[START OF TASK INPUT]

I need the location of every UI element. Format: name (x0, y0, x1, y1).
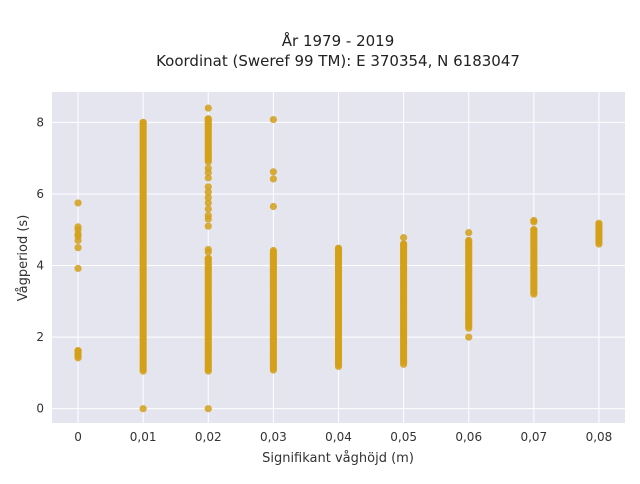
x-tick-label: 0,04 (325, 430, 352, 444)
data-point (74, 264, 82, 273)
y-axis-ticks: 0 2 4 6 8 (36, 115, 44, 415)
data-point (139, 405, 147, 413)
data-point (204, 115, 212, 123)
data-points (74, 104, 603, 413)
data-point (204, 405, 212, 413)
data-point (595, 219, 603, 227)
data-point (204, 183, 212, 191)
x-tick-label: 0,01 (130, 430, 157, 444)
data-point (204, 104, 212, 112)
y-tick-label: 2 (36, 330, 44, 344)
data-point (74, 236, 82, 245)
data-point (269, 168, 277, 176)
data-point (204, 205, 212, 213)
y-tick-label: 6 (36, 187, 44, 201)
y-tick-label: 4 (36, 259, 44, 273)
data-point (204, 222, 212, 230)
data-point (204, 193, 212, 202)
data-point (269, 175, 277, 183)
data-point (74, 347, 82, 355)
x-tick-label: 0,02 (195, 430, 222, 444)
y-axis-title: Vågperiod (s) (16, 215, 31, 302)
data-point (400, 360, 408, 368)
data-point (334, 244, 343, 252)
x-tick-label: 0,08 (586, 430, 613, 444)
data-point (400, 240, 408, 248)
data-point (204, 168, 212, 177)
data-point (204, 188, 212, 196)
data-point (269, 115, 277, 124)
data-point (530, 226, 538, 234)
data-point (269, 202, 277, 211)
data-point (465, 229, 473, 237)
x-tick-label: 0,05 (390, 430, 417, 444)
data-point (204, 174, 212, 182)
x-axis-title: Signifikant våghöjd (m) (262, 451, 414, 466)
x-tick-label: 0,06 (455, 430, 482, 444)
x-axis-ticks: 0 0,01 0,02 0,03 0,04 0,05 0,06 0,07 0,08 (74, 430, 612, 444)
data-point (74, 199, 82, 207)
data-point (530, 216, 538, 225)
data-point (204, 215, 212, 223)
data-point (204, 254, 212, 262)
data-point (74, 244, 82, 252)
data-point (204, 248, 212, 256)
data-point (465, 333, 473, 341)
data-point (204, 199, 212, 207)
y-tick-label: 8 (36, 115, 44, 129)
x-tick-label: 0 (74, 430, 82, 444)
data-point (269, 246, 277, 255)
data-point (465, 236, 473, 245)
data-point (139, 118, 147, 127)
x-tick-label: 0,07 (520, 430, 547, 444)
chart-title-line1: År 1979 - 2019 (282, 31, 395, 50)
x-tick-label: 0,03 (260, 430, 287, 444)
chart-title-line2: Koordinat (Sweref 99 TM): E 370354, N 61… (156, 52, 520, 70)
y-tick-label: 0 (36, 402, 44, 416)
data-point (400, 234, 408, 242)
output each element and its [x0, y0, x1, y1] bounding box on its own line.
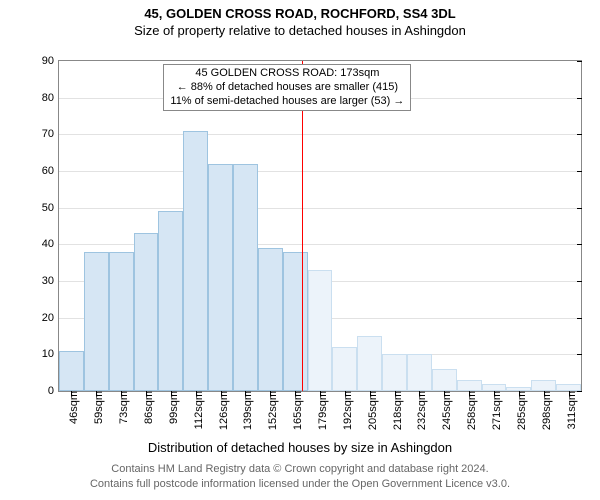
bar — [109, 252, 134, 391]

[END OF TASK INPUT]

◆ BRIEF
Output every line of the records above without changing a character, and leave out the picture lines.

◆ CORRECT OUTPUT
I need the location of every UI element. Format: name (x0, y0, x1, y1).
x-tick-label: 0,04 (325, 430, 352, 444)
data-point (74, 264, 82, 273)
y-axis-ticks: 0 2 4 6 8 (36, 115, 44, 415)
data-point (139, 405, 147, 413)
data-point (204, 115, 212, 123)
data-points (74, 104, 603, 413)
data-point (204, 405, 212, 413)
data-point (595, 219, 603, 227)
data-point (204, 183, 212, 191)
x-tick-label: 0,01 (130, 430, 157, 444)
data-point (204, 104, 212, 112)
y-tick-label: 2 (36, 330, 44, 344)
data-point (74, 236, 82, 245)
data-point (269, 168, 277, 176)
data-point (204, 205, 212, 213)
y-tick-label: 6 (36, 187, 44, 201)
y-tick-label: 4 (36, 259, 44, 273)
data-point (204, 222, 212, 230)
data-point (204, 193, 212, 202)
data-point (269, 175, 277, 183)
data-point (74, 347, 82, 355)
x-tick-label: 0,02 (195, 430, 222, 444)
y-axis-title: Vågperiod (s) (16, 215, 31, 302)
data-point (400, 360, 408, 368)
data-point (334, 244, 343, 252)
x-tick-label: 0,08 (586, 430, 613, 444)
data-point (400, 240, 408, 248)
data-point (204, 168, 212, 177)
data-point (204, 188, 212, 196)
data-point (269, 115, 277, 124)
data-point (530, 226, 538, 234)
data-point (269, 202, 277, 211)
data-point (465, 229, 473, 237)
x-tick-label: 0,05 (390, 430, 417, 444)
data-point (204, 174, 212, 182)
x-axis-title: Signifikant våghöjd (m) (262, 451, 414, 466)
x-tick-label: 0,06 (455, 430, 482, 444)
x-axis-ticks: 0 0,01 0,02 0,03 0,04 0,05 0,06 0,07 0,08 (74, 430, 612, 444)
data-point (74, 199, 82, 207)
data-point (530, 216, 538, 225)
data-point (204, 215, 212, 223)
data-point (204, 254, 212, 262)
data-point (74, 244, 82, 252)
data-point (204, 248, 212, 256)
data-point (465, 333, 473, 341)
data-point (204, 199, 212, 207)
y-tick-label: 8 (36, 115, 44, 129)
x-tick-label: 0 (74, 430, 82, 444)
data-point (269, 246, 277, 255)
data-point (465, 236, 473, 245)
data-point (139, 118, 147, 127)
x-tick-label: 0,07 (520, 430, 547, 444)
chart-title-line1: År 1979 - 2019 (282, 31, 395, 50)
x-tick-label: 0,03 (260, 430, 287, 444)
chart-title-line2: Koordinat (Sweref 99 TM): E 370354, N 61… (156, 52, 520, 70)
y-tick-label: 0 (36, 402, 44, 416)
data-point (400, 234, 408, 242)
output each element and its [x0, y0, x1, y1] bounding box on its own line.
bar — [109, 252, 134, 391]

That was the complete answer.